— begin RECORDS PROVIDED —
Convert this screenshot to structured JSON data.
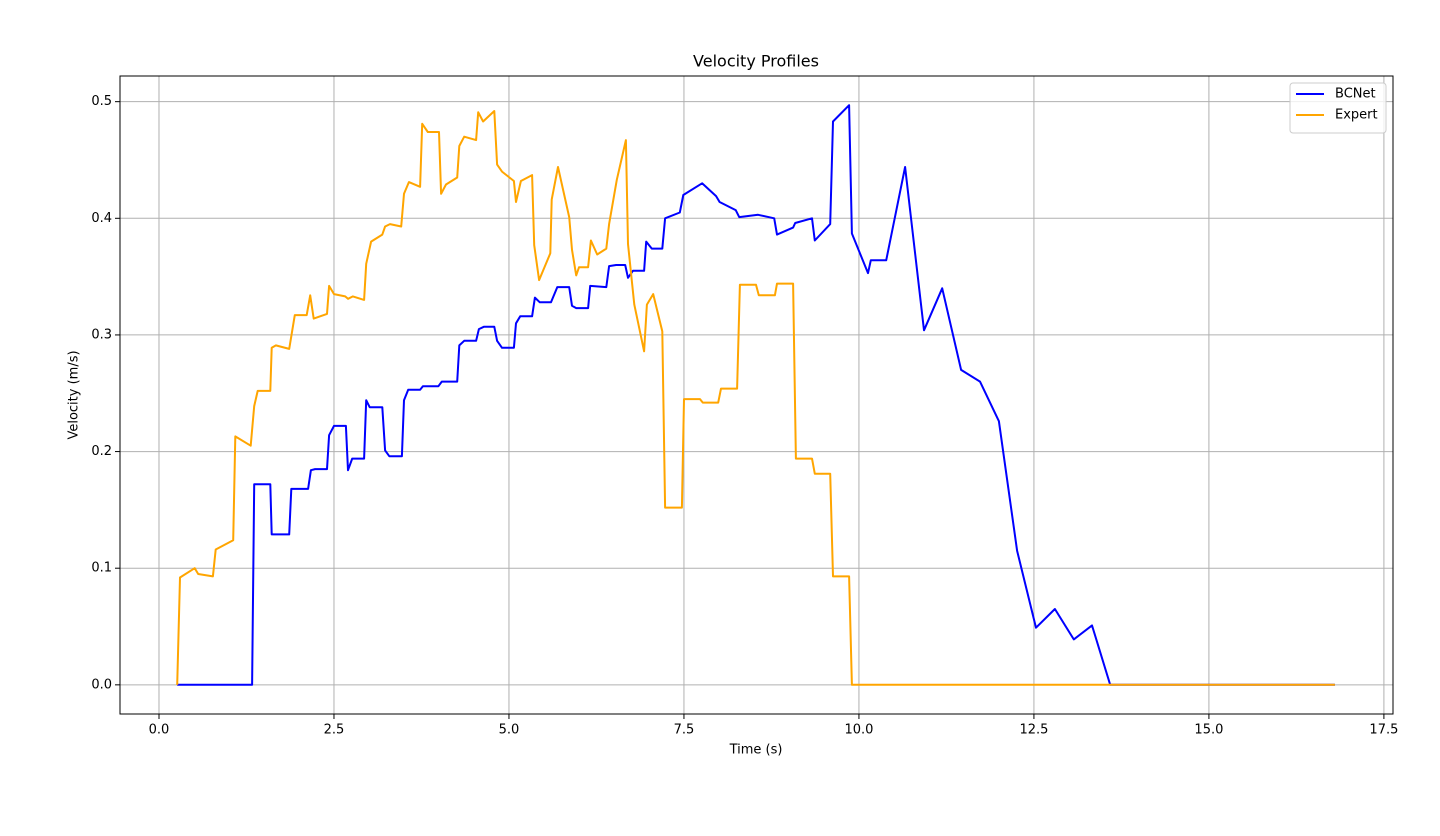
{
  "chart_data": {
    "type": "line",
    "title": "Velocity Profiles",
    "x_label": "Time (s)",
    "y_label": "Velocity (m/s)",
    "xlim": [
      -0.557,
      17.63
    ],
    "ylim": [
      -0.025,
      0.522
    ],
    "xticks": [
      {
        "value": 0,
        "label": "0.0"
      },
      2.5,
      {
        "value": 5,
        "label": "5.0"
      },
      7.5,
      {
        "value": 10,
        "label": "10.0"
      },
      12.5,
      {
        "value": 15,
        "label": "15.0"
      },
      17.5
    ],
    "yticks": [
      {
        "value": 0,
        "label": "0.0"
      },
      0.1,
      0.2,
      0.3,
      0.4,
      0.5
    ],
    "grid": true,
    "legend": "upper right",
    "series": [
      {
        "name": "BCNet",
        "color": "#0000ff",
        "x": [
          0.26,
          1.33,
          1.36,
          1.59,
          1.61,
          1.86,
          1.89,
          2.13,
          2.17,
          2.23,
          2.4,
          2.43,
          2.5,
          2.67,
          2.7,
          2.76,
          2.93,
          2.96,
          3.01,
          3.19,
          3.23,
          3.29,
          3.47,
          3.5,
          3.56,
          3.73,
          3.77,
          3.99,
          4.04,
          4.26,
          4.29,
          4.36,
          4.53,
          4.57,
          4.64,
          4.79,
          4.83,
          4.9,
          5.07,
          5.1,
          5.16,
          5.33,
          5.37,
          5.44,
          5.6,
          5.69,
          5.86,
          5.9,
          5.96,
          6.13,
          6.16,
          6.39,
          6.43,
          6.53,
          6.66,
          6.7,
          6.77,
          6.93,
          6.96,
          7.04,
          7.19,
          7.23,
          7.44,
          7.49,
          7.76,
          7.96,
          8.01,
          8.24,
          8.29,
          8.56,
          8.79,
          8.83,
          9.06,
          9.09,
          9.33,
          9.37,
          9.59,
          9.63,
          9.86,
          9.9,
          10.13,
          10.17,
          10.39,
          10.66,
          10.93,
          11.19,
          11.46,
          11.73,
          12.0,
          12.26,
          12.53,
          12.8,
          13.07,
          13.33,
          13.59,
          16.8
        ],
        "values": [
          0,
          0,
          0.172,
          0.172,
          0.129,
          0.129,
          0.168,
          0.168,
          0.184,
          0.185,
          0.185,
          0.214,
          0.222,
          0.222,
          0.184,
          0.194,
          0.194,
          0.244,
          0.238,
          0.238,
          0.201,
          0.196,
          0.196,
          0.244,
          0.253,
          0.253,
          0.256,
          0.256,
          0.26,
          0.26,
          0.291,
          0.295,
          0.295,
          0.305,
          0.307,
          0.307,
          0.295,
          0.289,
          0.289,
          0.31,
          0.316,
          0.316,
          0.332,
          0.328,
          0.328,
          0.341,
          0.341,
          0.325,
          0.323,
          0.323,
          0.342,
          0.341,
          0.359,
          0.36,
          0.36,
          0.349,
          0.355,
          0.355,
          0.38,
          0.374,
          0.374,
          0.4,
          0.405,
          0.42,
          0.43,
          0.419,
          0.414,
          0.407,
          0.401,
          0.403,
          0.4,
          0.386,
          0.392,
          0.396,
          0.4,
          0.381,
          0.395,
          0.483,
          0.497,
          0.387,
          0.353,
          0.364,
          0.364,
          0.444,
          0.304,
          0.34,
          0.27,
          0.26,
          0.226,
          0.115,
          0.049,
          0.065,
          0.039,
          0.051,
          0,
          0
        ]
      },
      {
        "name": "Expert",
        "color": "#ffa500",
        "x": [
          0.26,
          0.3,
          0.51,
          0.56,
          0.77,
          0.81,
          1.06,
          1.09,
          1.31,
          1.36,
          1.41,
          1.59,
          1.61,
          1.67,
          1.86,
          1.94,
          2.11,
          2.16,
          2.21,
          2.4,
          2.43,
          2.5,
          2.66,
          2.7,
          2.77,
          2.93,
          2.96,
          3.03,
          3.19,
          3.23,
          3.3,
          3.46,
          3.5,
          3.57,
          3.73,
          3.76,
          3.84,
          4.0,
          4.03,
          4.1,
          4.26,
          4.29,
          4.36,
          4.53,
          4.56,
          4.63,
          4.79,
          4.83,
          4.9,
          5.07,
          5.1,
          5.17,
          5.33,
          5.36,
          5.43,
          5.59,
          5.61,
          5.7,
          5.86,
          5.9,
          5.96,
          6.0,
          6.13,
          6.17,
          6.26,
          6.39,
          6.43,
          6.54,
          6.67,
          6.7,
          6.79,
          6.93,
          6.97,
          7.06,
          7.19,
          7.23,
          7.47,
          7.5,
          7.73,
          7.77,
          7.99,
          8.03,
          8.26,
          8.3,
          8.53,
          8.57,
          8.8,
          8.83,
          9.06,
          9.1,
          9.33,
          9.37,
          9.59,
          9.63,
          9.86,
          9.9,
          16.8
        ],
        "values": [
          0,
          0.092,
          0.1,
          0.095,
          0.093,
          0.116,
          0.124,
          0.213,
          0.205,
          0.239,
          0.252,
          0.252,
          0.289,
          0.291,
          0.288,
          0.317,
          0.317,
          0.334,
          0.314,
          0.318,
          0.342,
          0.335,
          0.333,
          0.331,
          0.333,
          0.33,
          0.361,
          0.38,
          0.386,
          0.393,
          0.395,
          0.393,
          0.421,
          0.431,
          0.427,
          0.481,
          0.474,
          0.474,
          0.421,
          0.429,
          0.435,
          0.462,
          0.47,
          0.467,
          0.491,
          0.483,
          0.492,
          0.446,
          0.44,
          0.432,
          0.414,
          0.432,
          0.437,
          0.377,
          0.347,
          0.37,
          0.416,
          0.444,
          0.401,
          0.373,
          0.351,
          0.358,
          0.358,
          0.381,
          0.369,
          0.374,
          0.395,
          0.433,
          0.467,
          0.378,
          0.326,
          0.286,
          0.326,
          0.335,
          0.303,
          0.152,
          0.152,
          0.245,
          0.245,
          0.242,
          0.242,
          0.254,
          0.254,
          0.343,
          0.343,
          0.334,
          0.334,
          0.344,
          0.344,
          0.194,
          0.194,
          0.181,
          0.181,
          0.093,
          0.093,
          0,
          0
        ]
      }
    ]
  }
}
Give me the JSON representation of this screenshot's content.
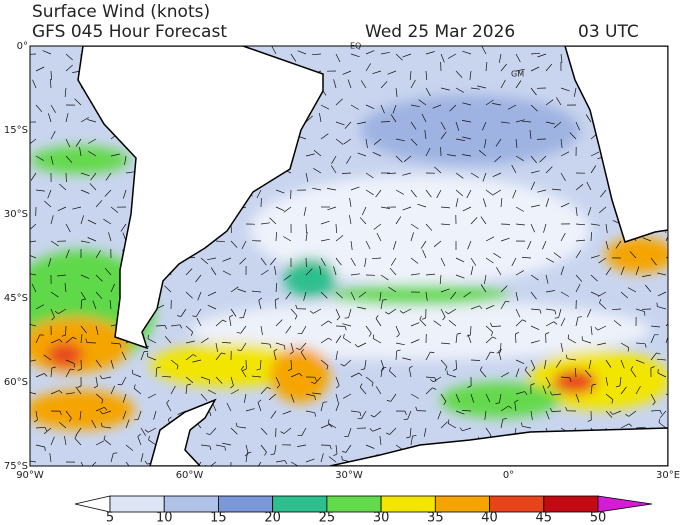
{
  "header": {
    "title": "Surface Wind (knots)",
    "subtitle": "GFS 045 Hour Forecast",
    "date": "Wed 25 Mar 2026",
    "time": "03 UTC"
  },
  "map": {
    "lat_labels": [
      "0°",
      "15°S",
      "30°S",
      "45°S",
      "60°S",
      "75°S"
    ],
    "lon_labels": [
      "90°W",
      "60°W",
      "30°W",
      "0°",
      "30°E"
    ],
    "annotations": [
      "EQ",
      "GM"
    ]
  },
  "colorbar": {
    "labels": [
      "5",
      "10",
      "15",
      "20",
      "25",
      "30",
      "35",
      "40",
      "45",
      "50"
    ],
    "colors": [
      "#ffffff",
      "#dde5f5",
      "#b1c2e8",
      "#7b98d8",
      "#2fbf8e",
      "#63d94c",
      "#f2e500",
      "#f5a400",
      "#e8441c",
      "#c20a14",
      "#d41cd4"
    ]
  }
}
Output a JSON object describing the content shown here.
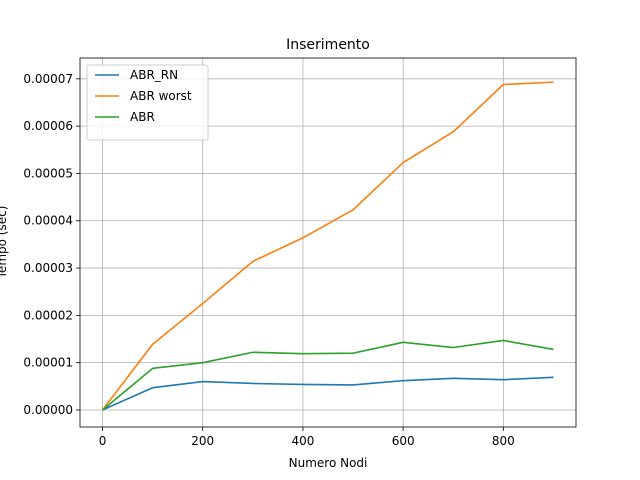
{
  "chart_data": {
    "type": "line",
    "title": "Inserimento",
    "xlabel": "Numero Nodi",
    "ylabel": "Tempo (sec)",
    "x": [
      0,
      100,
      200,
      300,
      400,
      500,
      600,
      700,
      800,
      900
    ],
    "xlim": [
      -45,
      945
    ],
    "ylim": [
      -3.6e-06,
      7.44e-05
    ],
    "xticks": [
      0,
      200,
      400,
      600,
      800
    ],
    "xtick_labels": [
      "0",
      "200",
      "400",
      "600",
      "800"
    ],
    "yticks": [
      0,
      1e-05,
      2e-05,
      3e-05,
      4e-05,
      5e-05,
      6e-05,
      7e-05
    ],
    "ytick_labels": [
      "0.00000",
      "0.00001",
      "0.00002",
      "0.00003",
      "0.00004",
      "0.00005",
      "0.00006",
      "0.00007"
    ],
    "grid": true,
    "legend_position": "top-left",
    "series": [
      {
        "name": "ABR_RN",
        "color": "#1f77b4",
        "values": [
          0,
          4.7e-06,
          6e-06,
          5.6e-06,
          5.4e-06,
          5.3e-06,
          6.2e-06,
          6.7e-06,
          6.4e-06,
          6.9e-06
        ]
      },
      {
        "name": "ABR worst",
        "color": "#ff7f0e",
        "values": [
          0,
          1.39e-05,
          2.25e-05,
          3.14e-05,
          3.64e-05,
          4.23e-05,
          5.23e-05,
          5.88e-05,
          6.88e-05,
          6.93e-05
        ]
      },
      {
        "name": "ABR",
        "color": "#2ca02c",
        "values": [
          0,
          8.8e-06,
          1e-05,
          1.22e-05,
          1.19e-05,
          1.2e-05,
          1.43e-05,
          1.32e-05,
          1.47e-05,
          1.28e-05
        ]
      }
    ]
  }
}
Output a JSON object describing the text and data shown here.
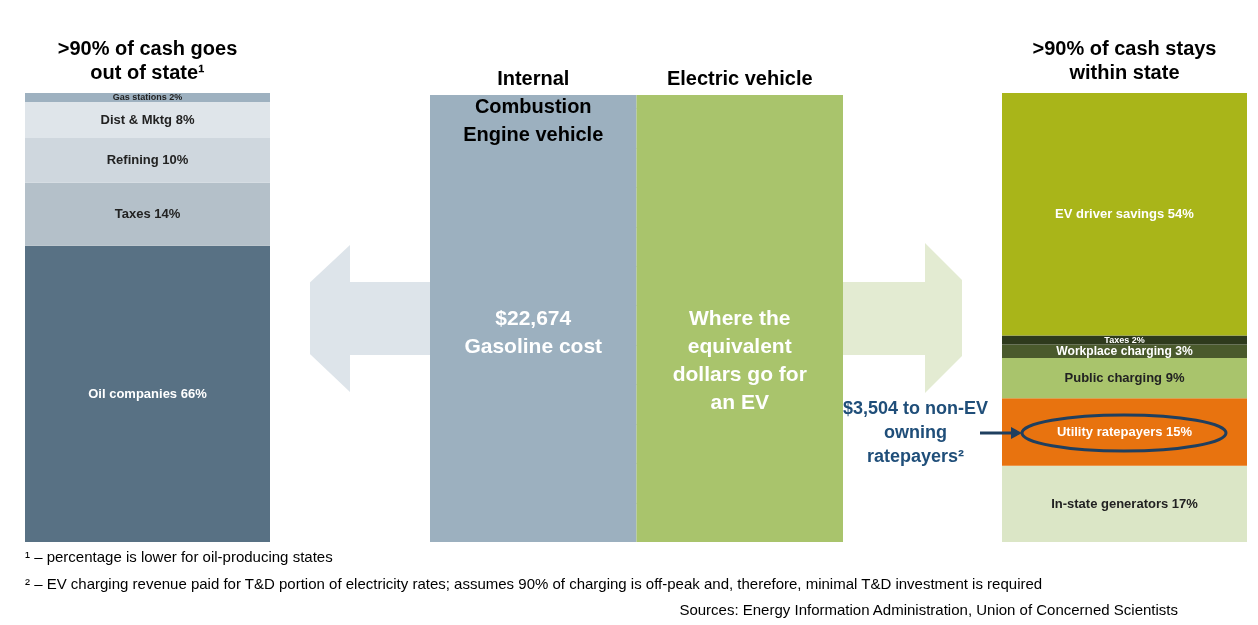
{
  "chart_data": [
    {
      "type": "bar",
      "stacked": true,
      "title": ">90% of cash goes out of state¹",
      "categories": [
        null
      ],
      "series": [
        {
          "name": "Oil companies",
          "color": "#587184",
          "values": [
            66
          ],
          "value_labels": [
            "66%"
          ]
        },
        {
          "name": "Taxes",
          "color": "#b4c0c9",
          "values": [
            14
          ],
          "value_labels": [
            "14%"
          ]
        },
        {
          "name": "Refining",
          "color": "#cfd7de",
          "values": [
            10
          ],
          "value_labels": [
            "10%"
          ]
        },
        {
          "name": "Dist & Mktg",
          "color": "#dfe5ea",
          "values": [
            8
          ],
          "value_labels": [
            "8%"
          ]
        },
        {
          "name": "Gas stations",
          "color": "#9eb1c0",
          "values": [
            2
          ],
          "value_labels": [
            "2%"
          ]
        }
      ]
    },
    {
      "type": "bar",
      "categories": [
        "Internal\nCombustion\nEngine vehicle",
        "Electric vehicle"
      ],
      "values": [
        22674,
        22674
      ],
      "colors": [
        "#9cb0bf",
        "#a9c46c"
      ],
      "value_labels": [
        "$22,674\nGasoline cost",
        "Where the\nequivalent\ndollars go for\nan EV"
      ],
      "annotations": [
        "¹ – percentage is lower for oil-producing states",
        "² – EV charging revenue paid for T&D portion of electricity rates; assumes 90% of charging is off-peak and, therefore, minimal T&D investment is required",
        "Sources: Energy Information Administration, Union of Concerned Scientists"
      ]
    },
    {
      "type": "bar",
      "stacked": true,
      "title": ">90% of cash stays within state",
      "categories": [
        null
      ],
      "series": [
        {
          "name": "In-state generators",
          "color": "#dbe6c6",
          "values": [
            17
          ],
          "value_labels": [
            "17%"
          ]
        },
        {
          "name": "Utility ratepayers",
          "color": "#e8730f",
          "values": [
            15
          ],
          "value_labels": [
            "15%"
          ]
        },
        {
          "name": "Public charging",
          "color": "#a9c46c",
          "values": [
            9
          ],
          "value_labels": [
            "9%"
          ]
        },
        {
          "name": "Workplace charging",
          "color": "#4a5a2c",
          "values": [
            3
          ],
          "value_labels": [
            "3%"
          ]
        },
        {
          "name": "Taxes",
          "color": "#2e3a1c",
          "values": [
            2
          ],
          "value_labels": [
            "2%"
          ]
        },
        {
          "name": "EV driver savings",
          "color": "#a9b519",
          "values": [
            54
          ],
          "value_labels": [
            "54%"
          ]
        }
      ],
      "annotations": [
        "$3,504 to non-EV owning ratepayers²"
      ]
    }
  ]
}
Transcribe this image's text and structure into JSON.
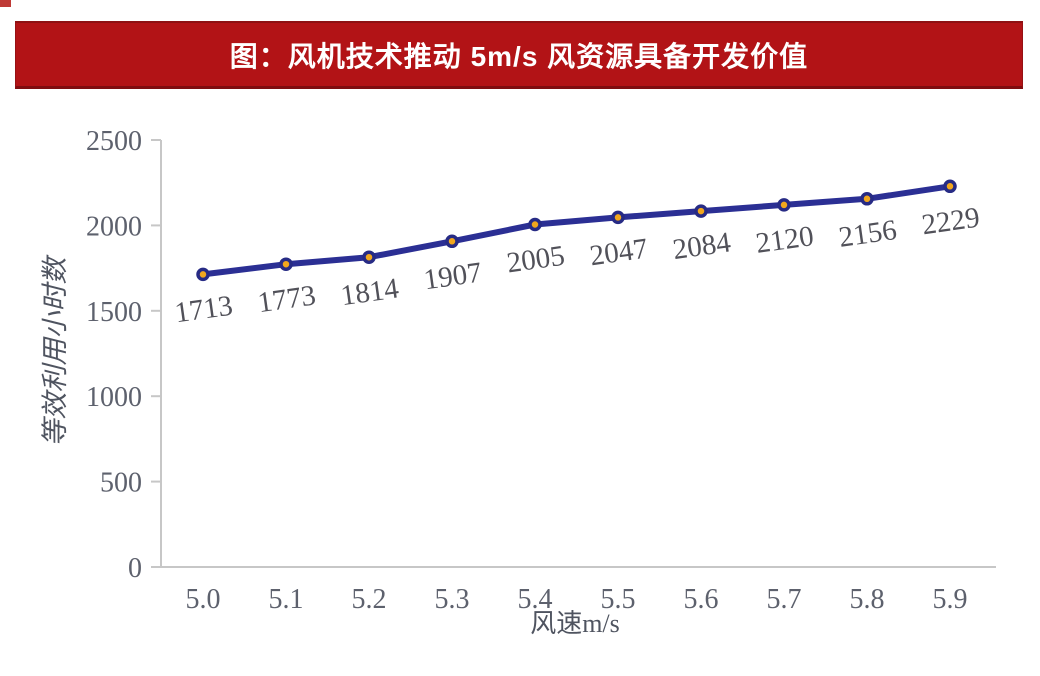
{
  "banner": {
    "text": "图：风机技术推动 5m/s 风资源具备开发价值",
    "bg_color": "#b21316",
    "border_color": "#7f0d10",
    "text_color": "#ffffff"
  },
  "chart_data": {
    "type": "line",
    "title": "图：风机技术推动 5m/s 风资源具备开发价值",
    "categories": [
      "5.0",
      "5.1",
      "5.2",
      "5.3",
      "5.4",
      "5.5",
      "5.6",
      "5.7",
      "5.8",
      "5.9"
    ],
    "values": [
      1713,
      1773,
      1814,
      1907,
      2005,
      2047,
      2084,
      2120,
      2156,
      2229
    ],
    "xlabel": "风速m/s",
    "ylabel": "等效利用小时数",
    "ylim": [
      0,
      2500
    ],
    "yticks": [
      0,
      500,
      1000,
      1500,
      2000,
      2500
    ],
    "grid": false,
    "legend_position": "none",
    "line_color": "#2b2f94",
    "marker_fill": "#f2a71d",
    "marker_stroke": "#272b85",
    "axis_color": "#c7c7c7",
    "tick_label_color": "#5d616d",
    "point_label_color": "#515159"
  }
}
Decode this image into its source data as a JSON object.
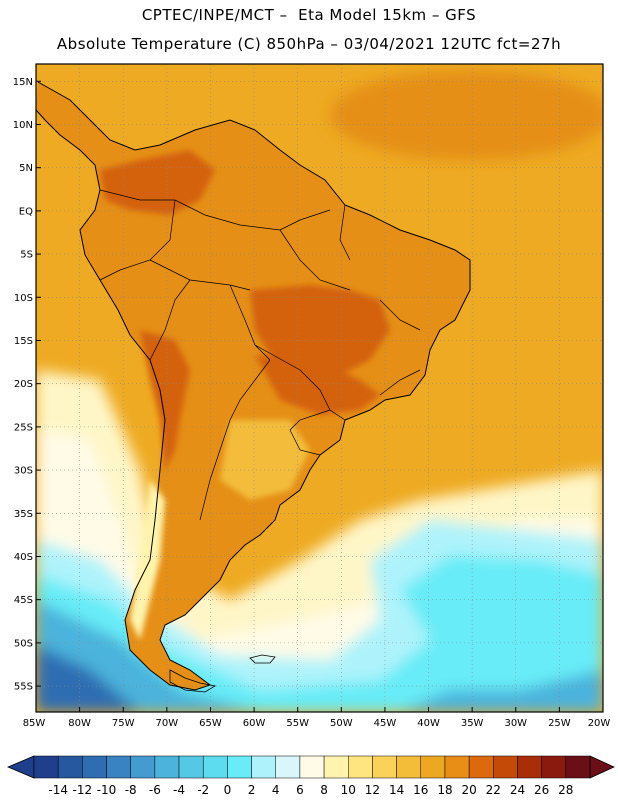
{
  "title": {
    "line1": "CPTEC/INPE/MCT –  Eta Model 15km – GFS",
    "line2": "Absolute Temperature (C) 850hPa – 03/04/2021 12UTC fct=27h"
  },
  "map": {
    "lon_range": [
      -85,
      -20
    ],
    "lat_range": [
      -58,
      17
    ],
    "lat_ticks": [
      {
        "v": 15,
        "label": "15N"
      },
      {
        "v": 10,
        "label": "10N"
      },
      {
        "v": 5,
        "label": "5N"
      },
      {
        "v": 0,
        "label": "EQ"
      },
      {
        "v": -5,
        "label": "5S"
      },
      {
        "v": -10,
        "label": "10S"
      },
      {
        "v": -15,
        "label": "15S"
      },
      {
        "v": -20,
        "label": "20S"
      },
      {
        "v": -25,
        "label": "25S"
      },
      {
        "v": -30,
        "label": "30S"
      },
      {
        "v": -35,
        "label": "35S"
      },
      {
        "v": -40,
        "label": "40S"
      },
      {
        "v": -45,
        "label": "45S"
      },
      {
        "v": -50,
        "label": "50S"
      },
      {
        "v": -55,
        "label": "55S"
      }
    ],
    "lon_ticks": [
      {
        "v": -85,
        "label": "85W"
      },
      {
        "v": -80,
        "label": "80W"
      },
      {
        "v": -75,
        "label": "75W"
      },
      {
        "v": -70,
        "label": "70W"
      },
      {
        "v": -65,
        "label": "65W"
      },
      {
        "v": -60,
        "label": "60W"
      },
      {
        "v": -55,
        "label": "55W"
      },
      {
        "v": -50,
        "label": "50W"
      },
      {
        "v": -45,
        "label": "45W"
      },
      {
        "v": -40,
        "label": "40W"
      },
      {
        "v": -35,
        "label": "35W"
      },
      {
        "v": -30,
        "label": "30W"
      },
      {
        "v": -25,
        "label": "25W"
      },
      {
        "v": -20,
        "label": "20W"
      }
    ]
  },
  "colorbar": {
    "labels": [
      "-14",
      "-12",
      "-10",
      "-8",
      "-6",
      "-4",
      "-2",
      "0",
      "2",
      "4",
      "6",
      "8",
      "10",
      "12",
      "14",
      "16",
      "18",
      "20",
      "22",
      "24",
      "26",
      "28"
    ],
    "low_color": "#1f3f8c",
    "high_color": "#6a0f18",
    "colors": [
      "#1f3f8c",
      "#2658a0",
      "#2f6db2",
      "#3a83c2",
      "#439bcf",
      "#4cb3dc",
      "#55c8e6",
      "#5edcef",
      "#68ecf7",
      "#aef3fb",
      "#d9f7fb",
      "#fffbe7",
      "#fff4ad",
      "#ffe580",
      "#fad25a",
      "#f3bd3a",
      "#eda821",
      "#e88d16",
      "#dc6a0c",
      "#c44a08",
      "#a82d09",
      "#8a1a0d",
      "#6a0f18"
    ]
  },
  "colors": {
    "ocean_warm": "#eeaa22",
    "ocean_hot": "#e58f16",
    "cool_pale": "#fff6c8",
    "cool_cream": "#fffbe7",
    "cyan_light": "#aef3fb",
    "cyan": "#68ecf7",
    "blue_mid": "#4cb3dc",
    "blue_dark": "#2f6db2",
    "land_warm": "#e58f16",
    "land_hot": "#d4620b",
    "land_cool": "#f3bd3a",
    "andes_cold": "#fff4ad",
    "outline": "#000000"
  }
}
— end RECORDS PROVIDED —
_BRIEF:_
Only lines with the word "shown" should be collected from the material.

_SOLUTION TO THIS TASK:_
Output a JSON object describing the content shown here.
Output a JSON object describing the text and data shown here.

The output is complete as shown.